━━━ TEXTE FOURNI ━━━
Robin Campillo ne change pas sa méthode d'introduction par rapport à Eastern boys. Déjà il filmait Olivier Rabourdin observant de loin ce groupe de jeune russes avec lequel il allait passer tout le reste du film (de durée similaire à 120 battements par minute) avant de se focaliser sur une histoire d'amour individuelle. Ces RH permettent ainsi de distinguer parmi la foule quelques personnages, il vaudrait mieux parler de silhouettes animées, que le cinéaste choisit de ne faire exister qu'au travers de leur parole et discours. Leur inexistence n'est qu'un moyen de créer quelques motifs narratifs (les disputes entre eux, la mort de l'un d'eux) et de s'axer sur une romance entre Nathan et Sean (Nahuel Perez Biscayart), sous le regard de Thibault (Antoine Reinhartz) qui tente aussi de séduire Nathan.
━━━ DONNÉES FOURNIES ━━━
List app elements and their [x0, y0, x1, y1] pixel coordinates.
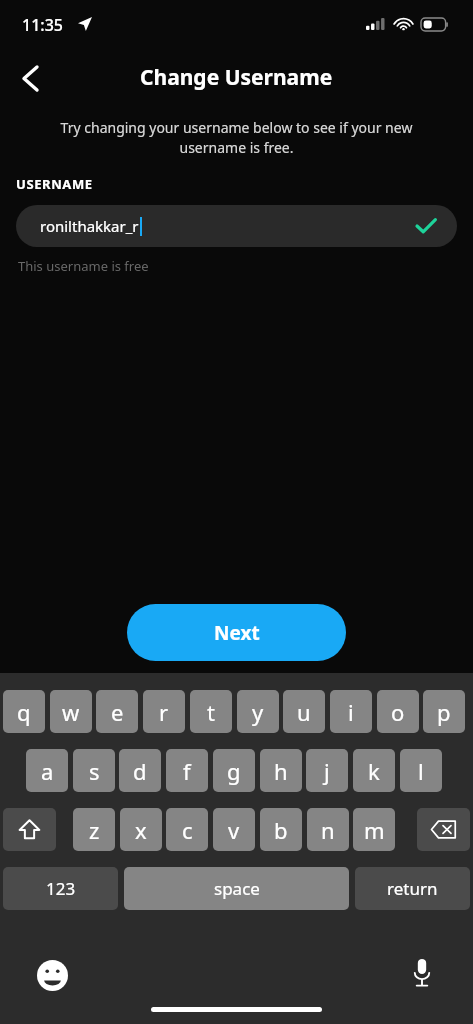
staticText: v [228, 815, 240, 845]
staticText: h [274, 756, 288, 786]
button[interactable]: x [120, 808, 162, 851]
staticText: 123 [46, 877, 76, 900]
button[interactable]: ronilthakkar_r [16, 205, 457, 247]
staticText: f [183, 756, 191, 786]
button[interactable]: Next [127, 604, 346, 661]
staticText: Try changing your username below to see … [40, 118, 433, 158]
button[interactable]: i [330, 690, 372, 733]
button[interactable]: 123 [3, 867, 118, 910]
button[interactable]: j [306, 749, 348, 792]
button[interactable]: g [213, 749, 255, 792]
staticText: This username is free [18, 257, 149, 275]
staticText: ronilthakkar_r [40, 216, 139, 236]
staticText: k [368, 756, 380, 786]
staticText: c [182, 815, 193, 845]
staticText: o [391, 697, 405, 727]
button[interactable]: e [96, 690, 138, 733]
staticText: p [437, 697, 451, 727]
staticText: space [214, 877, 260, 900]
button[interactable]: y [237, 690, 279, 733]
staticText: e [111, 697, 124, 727]
staticText: t [207, 697, 215, 727]
staticText: 11:35 [22, 14, 63, 36]
button[interactable]: d [119, 749, 161, 792]
button[interactable]: h [260, 749, 302, 792]
staticText: y [252, 697, 264, 727]
button[interactable]: a [26, 749, 68, 792]
button[interactable]: o [377, 690, 419, 733]
button[interactable]: l [400, 749, 442, 792]
staticText: m [364, 815, 385, 845]
staticText: u [297, 697, 311, 727]
button[interactable]: Backspace [417, 808, 470, 851]
button[interactable]: c [166, 808, 208, 851]
staticText: return [387, 877, 438, 900]
button[interactable]: v [213, 808, 255, 851]
button[interactable]: u [283, 690, 325, 733]
staticText: j [324, 756, 330, 786]
staticText: i [348, 697, 354, 727]
staticText: z [89, 815, 100, 845]
button[interactable]: Shift [3, 808, 56, 851]
button[interactable]: space [124, 867, 349, 910]
staticText: Next [214, 620, 260, 646]
button[interactable]: s [73, 749, 115, 792]
staticText: USERNAME [16, 175, 93, 193]
staticText: n [321, 815, 335, 845]
button[interactable]: z [73, 808, 115, 851]
staticText: d [133, 756, 147, 786]
button[interactable]: n [307, 808, 349, 851]
button[interactable]: q [3, 690, 45, 733]
button[interactable]: f [166, 749, 208, 792]
staticText: b [274, 815, 288, 845]
button[interactable]: p [423, 690, 465, 733]
button[interactable]: w [50, 690, 92, 733]
button[interactable]: return [355, 867, 470, 910]
button[interactable]: k [353, 749, 395, 792]
staticText: q [17, 697, 31, 727]
button[interactable]: Back [4, 52, 56, 104]
staticText: w [62, 697, 80, 727]
staticText: Change Username [140, 63, 333, 92]
staticText: s [89, 756, 100, 786]
button[interactable]: t [190, 690, 232, 733]
staticText: g [227, 756, 241, 786]
button[interactable]: m [353, 808, 395, 851]
button[interactable]: Emoji [27, 950, 77, 1000]
button[interactable]: r [143, 690, 185, 733]
staticText: x [135, 815, 147, 845]
staticText: a [41, 756, 54, 786]
staticText: r [159, 697, 169, 727]
button[interactable]: b [260, 808, 302, 851]
staticText: l [418, 756, 424, 786]
button[interactable]: Dictation [397, 948, 447, 998]
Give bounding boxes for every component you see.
━━━
--- CONSIGNE ---
Reprenez sous forme de liste courte le paragraphe du texte fourni qui commence par « Robin Campillo ne change pas », en gardant ses faits principaux.

--- RÉSULTAT ---
- Robin Campillo garde la même façon d'ouvrir son film que dans Eastern boys.
- Dans Eastern boys, déjà, il filmait Olivier Rabourdin qui regardait de loin un groupe de jeunes Russes. Il restait avec eux pendant tout le film, d'une durée proche de celle de 120 battements par minute, puis se concentrait sur une histoire d'amour.
- Quelques personnages se détachent de la foule. Ce sont plutôt des silhouettes, qui n'existent qu'à travers leur parole et leurs discours.
- Ils servent à créer quelques moments du récit, comme leurs disputes ou la mort de l'un d'eux, et à centrer le film sur l'amour entre Nathan et Sean (Nahuel Perez Biscayart).
- Thibault (Antoine Reinhartz) regarde cette histoire et essaie lui aussi de séduire Nathan.